━━━━━ DATA IN THIS EXERCISE ━━━━━
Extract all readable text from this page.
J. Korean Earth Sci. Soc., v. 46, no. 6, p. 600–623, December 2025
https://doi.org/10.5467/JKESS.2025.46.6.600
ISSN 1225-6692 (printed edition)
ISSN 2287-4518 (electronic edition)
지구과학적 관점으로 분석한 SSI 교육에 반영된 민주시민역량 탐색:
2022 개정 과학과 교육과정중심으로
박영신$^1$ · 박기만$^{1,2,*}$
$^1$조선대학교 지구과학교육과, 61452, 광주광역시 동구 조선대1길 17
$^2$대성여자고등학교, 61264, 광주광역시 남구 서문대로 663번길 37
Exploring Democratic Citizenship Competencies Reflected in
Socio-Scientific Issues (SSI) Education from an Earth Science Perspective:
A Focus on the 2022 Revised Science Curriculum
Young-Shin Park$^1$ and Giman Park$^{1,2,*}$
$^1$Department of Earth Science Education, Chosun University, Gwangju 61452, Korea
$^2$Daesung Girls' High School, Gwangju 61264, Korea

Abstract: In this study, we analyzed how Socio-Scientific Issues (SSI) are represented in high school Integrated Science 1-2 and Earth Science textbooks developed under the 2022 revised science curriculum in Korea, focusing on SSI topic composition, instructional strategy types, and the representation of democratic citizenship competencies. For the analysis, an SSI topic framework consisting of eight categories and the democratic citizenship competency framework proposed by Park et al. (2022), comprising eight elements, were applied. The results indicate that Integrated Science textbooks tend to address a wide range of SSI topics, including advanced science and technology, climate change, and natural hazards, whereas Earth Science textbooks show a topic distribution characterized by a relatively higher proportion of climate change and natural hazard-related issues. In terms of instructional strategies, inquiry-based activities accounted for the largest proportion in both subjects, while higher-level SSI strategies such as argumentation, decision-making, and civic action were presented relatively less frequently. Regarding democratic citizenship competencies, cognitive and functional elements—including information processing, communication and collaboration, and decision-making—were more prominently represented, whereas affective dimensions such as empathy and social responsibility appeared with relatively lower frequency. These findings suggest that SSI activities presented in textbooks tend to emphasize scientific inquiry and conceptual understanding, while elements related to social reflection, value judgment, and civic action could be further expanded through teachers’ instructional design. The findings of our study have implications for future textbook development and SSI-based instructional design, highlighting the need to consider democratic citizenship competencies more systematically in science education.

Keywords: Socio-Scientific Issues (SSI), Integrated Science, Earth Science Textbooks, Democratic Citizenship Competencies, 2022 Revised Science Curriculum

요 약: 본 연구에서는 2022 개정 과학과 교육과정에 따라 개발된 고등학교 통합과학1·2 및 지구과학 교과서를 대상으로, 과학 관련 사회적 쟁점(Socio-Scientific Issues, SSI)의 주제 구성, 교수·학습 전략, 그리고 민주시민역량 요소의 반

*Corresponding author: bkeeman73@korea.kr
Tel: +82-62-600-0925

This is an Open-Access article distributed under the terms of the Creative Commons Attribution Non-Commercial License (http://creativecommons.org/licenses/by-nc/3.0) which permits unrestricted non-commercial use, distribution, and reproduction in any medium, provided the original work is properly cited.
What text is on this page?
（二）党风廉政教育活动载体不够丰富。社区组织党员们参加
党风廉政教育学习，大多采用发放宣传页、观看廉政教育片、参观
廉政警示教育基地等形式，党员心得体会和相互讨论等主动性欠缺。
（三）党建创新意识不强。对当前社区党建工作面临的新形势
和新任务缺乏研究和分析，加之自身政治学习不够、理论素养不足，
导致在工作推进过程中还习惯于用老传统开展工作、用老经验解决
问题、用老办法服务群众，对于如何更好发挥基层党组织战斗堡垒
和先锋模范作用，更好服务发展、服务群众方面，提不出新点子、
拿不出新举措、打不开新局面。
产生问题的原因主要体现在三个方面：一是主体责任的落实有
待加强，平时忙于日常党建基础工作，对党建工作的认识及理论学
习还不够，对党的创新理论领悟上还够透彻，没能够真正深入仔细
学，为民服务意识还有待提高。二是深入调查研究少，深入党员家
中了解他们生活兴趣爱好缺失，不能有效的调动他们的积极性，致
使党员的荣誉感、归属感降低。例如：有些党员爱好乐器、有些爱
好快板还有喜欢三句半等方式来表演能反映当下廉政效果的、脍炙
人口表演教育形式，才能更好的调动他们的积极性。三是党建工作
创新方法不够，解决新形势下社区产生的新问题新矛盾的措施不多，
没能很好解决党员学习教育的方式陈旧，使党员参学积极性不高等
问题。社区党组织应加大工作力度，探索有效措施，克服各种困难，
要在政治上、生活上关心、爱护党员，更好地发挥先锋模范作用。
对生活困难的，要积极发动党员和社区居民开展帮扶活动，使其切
━━━━━
**BRIEF**
In the records above, find the line containing "What text is on this page?"; please retype it and every line after it through the last line, exactly and with nothing else.

**ANSWER TO THIS PROBLEM**
What text is on this page?
（二）党风廉政教育活动载体不够丰富。社区组织党员们参加
党风廉政教育学习，大多采用发放宣传页、观看廉政教育片、参观
廉政警示教育基地等形式，党员心得体会和相互讨论等主动性欠缺。
（三）党建创新意识不强。对当前社区党建工作面临的新形势
和新任务缺乏研究和分析，加之自身政治学习不够、理论素养不足，
导致在工作推进过程中还习惯于用老传统开展工作、用老经验解决
问题、用老办法服务群众，对于如何更好发挥基层党组织战斗堡垒
和先锋模范作用，更好服务发展、服务群众方面，提不出新点子、
拿不出新举措、打不开新局面。
产生问题的原因主要体现在三个方面：一是主体责任的落实有
待加强，平时忙于日常党建基础工作，对党建工作的认识及理论学
习还不够，对党的创新理论领悟上还够透彻，没能够真正深入仔细
学，为民服务意识还有待提高。二是深入调查研究少，深入党员家
中了解他们生活兴趣爱好缺失，不能有效的调动他们的积极性，致
使党员的荣誉感、归属感降低。例如：有些党员爱好乐器、有些爱
好快板还有喜欢三句半等方式来表演能反映当下廉政效果的、脍炙
人口表演教育形式，才能更好的调动他们的积极性。三是党建工作
创新方法不够，解决新形势下社区产生的新问题新矛盾的措施不多，
没能很好解决党员学习教育的方式陈旧，使党员参学积极性不高等
问题。社区党组织应加大工作力度，探索有效措施，克服各种困难，
要在政治上、生活上关心、爱护党员，更好地发挥先锋模范作用。
对生活困难的，要积极发动党员和社区居民开展帮扶活动，使其切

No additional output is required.